Data items
>> begin

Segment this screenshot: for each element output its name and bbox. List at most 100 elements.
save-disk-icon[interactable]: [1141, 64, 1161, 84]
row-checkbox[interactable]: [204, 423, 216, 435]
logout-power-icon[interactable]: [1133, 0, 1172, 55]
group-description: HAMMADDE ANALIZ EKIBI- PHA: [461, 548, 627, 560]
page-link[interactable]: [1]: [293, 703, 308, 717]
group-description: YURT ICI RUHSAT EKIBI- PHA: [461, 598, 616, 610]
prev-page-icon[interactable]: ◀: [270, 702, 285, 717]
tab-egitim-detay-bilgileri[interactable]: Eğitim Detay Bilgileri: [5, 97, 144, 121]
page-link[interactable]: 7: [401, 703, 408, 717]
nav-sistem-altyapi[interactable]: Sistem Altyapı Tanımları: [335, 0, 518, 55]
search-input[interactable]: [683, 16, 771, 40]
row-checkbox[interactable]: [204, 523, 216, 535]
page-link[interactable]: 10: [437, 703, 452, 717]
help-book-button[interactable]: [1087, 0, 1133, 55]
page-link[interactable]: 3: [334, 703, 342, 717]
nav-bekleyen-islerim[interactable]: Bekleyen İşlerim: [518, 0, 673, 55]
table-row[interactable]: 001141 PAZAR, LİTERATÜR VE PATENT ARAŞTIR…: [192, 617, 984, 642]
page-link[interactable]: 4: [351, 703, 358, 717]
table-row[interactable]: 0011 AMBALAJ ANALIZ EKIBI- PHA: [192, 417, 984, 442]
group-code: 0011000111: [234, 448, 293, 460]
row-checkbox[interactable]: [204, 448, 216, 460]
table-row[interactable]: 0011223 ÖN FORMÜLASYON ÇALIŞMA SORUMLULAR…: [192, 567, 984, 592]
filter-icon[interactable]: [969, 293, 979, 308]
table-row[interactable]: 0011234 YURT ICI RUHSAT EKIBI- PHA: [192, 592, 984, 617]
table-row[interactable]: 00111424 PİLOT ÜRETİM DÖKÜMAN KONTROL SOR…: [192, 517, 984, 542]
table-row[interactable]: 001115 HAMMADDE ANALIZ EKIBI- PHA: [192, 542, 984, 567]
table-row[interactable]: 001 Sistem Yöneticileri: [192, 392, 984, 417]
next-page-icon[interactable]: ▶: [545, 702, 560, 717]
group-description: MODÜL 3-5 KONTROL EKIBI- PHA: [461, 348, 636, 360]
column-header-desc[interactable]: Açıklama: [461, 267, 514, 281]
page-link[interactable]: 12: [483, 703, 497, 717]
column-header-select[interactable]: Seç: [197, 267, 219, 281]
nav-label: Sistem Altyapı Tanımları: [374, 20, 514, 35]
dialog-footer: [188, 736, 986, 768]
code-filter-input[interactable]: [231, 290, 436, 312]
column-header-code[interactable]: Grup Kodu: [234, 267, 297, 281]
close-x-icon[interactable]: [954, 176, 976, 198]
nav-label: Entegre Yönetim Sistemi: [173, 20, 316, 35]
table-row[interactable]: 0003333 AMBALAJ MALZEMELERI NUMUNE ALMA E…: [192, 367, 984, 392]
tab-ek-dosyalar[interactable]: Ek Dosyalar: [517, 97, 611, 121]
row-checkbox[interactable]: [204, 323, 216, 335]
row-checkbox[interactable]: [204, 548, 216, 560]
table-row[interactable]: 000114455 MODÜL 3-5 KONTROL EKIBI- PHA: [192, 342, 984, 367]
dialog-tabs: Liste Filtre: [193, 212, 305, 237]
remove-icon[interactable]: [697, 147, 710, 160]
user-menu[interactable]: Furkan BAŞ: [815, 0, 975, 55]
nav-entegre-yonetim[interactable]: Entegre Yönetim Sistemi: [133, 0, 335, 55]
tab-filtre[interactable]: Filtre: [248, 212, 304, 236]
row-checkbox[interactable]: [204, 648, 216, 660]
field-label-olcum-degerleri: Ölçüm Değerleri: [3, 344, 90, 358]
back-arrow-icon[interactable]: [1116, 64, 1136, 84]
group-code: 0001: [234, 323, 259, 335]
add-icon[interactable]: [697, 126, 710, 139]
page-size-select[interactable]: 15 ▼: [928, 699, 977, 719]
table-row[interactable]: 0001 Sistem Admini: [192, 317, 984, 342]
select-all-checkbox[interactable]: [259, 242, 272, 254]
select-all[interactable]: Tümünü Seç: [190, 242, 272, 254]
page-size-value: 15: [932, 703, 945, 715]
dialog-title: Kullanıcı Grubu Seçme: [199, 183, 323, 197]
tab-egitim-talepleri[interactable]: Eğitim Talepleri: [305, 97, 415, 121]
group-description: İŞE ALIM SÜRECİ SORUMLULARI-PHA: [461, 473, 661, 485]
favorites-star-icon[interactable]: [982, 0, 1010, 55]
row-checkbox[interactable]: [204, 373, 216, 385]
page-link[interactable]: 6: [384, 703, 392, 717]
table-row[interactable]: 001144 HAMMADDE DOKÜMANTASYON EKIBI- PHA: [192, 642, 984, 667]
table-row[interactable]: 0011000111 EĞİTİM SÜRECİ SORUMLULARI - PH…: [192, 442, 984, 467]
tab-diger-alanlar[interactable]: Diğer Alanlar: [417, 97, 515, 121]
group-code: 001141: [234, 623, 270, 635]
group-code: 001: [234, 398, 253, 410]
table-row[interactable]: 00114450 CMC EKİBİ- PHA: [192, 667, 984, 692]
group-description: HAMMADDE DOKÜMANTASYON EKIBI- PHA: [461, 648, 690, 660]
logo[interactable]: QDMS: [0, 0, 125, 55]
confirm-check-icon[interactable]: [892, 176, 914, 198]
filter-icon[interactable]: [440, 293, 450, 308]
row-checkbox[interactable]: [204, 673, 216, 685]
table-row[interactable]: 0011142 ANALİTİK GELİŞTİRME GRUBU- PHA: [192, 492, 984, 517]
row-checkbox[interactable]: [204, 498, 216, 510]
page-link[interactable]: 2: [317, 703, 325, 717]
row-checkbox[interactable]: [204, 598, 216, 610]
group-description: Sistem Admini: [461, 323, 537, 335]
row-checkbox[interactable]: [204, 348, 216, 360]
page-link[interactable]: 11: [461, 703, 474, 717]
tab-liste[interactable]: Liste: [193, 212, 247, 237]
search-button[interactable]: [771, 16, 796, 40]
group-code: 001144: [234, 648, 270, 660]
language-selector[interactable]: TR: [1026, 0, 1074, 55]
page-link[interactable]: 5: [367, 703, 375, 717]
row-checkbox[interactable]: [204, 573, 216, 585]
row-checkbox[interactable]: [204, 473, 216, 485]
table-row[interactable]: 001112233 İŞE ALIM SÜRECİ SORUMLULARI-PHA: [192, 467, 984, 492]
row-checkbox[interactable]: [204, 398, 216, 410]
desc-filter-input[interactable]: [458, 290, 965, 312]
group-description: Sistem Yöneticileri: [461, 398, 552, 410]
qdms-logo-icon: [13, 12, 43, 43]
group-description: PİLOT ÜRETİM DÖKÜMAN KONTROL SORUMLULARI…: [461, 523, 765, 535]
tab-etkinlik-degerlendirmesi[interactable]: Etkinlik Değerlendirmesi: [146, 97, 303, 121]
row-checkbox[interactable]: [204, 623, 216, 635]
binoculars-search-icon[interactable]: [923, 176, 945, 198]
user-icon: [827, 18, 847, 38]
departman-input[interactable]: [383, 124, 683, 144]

>> end

### Work instructions
Transcribe all of the rows above character for character, leaving nothing out.

### Answer to the problem
Segment this screenshot: for each element output its name and bbox. List at most 100 elements.
save-disk-icon[interactable]: [1141, 64, 1161, 84]
row-checkbox[interactable]: [204, 423, 216, 435]
logout-power-icon[interactable]: [1133, 0, 1172, 55]
group-description: HAMMADDE ANALIZ EKIBI- PHA: [461, 548, 627, 560]
page-link[interactable]: [1]: [293, 703, 308, 717]
group-description: YURT ICI RUHSAT EKIBI- PHA: [461, 598, 616, 610]
prev-page-icon[interactable]: ◀: [270, 702, 285, 717]
tab-egitim-detay-bilgileri[interactable]: Eğitim Detay Bilgileri: [5, 97, 144, 121]
page-link[interactable]: 7: [401, 703, 408, 717]
nav-sistem-altyapi[interactable]: Sistem Altyapı Tanımları: [335, 0, 518, 55]
search-input[interactable]: [683, 16, 771, 40]
row-checkbox[interactable]: [204, 523, 216, 535]
page-link[interactable]: 10: [437, 703, 452, 717]
help-book-button[interactable]: [1087, 0, 1133, 55]
page-link[interactable]: 3: [334, 703, 342, 717]
nav-bekleyen-islerim[interactable]: Bekleyen İşlerim: [518, 0, 673, 55]
table-row[interactable]: 001141 PAZAR, LİTERATÜR VE PATENT ARAŞTIR…: [192, 617, 984, 642]
page-link[interactable]: 4: [351, 703, 358, 717]
table-row[interactable]: 0011 AMBALAJ ANALIZ EKIBI- PHA: [192, 417, 984, 442]
group-code: 0011000111: [234, 448, 293, 460]
row-checkbox[interactable]: [204, 448, 216, 460]
table-row[interactable]: 0011223 ÖN FORMÜLASYON ÇALIŞMA SORUMLULAR…: [192, 567, 984, 592]
filter-icon[interactable]: [969, 293, 979, 308]
table-row[interactable]: 0011234 YURT ICI RUHSAT EKIBI- PHA: [192, 592, 984, 617]
table-row[interactable]: 00111424 PİLOT ÜRETİM DÖKÜMAN KONTROL SOR…: [192, 517, 984, 542]
table-row[interactable]: 001115 HAMMADDE ANALIZ EKIBI- PHA: [192, 542, 984, 567]
table-row[interactable]: 001 Sistem Yöneticileri: [192, 392, 984, 417]
next-page-icon[interactable]: ▶: [545, 702, 560, 717]
group-description: MODÜL 3-5 KONTROL EKIBI- PHA: [461, 348, 636, 360]
column-header-desc[interactable]: Açıklama: [461, 267, 514, 281]
page-link[interactable]: 12: [483, 703, 497, 717]
column-header-select[interactable]: Seç: [197, 267, 219, 281]
nav-label: Sistem Altyapı Tanımları: [374, 20, 514, 35]
dialog-footer: [188, 736, 986, 768]
code-filter-input[interactable]: [231, 290, 436, 312]
column-header-code[interactable]: Grup Kodu: [234, 267, 297, 281]
close-x-icon[interactable]: [954, 176, 976, 198]
nav-label: Entegre Yönetim Sistemi: [173, 20, 316, 35]
table-row[interactable]: 0003333 AMBALAJ MALZEMELERI NUMUNE ALMA E…: [192, 367, 984, 392]
tab-ek-dosyalar[interactable]: Ek Dosyalar: [517, 97, 611, 121]
row-checkbox[interactable]: [204, 323, 216, 335]
row-checkbox[interactable]: [204, 548, 216, 560]
table-row[interactable]: 000114455 MODÜL 3-5 KONTROL EKIBI- PHA: [192, 342, 984, 367]
dialog-tabs: Liste Filtre: [193, 212, 305, 237]
remove-icon[interactable]: [697, 147, 710, 160]
user-menu[interactable]: Furkan BAŞ: [815, 0, 975, 55]
nav-entegre-yonetim[interactable]: Entegre Yönetim Sistemi: [133, 0, 335, 55]
tab-filtre[interactable]: Filtre: [248, 212, 304, 236]
row-checkbox[interactable]: [204, 648, 216, 660]
field-label-olcum-degerleri: Ölçüm Değerleri: [3, 344, 90, 358]
back-arrow-icon[interactable]: [1116, 64, 1136, 84]
group-code: 0001: [234, 323, 259, 335]
add-icon[interactable]: [697, 126, 710, 139]
page-size-select[interactable]: 15 ▼: [928, 699, 977, 719]
table-row[interactable]: 0001 Sistem Admini: [192, 317, 984, 342]
select-all-checkbox[interactable]: [259, 242, 272, 254]
select-all[interactable]: Tümünü Seç: [190, 242, 272, 254]
page-size-value: 15: [932, 703, 945, 715]
dialog-title: Kullanıcı Grubu Seçme: [199, 183, 323, 197]
tab-egitim-talepleri[interactable]: Eğitim Talepleri: [305, 97, 415, 121]
group-description: İŞE ALIM SÜRECİ SORUMLULARI-PHA: [461, 473, 661, 485]
favorites-star-icon[interactable]: [982, 0, 1010, 55]
row-checkbox[interactable]: [204, 373, 216, 385]
page-link[interactable]: 6: [384, 703, 392, 717]
table-row[interactable]: 001144 HAMMADDE DOKÜMANTASYON EKIBI- PHA: [192, 642, 984, 667]
table-row[interactable]: 0011000111 EĞİTİM SÜRECİ SORUMLULARI - PH…: [192, 442, 984, 467]
tab-diger-alanlar[interactable]: Diğer Alanlar: [417, 97, 515, 121]
group-code: 001141: [234, 623, 270, 635]
group-code: 001: [234, 398, 253, 410]
table-row[interactable]: 00114450 CMC EKİBİ- PHA: [192, 667, 984, 692]
group-description: HAMMADDE DOKÜMANTASYON EKIBI- PHA: [461, 648, 690, 660]
logo[interactable]: QDMS: [0, 0, 125, 55]
confirm-check-icon[interactable]: [892, 176, 914, 198]
filter-icon[interactable]: [440, 293, 450, 308]
row-checkbox[interactable]: [204, 673, 216, 685]
table-row[interactable]: 0011142 ANALİTİK GELİŞTİRME GRUBU- PHA: [192, 492, 984, 517]
row-checkbox[interactable]: [204, 498, 216, 510]
page-link[interactable]: 2: [317, 703, 325, 717]
row-checkbox[interactable]: [204, 598, 216, 610]
group-description: Sistem Admini: [461, 323, 537, 335]
row-checkbox[interactable]: [204, 348, 216, 360]
page-link[interactable]: 11: [461, 703, 474, 717]
tab-liste[interactable]: Liste: [193, 212, 247, 237]
search-button[interactable]: [771, 16, 796, 40]
group-code: 001144: [234, 648, 270, 660]
language-selector[interactable]: TR: [1026, 0, 1074, 55]
page-link[interactable]: 5: [367, 703, 375, 717]
row-checkbox[interactable]: [204, 573, 216, 585]
row-checkbox[interactable]: [204, 473, 216, 485]
table-row[interactable]: 001112233 İŞE ALIM SÜRECİ SORUMLULARI-PHA: [192, 467, 984, 492]
row-checkbox[interactable]: [204, 398, 216, 410]
desc-filter-input[interactable]: [458, 290, 965, 312]
group-description: Sistem Yöneticileri: [461, 398, 552, 410]
qdms-logo-icon: [13, 12, 43, 43]
group-description: PİLOT ÜRETİM DÖKÜMAN KONTROL SORUMLULARI…: [461, 523, 765, 535]
tab-etkinlik-degerlendirmesi[interactable]: Etkinlik Değerlendirmesi: [146, 97, 303, 121]
row-checkbox[interactable]: [204, 623, 216, 635]
binoculars-search-icon[interactable]: [923, 176, 945, 198]
user-icon: [827, 18, 847, 38]
departman-input[interactable]: [383, 124, 683, 144]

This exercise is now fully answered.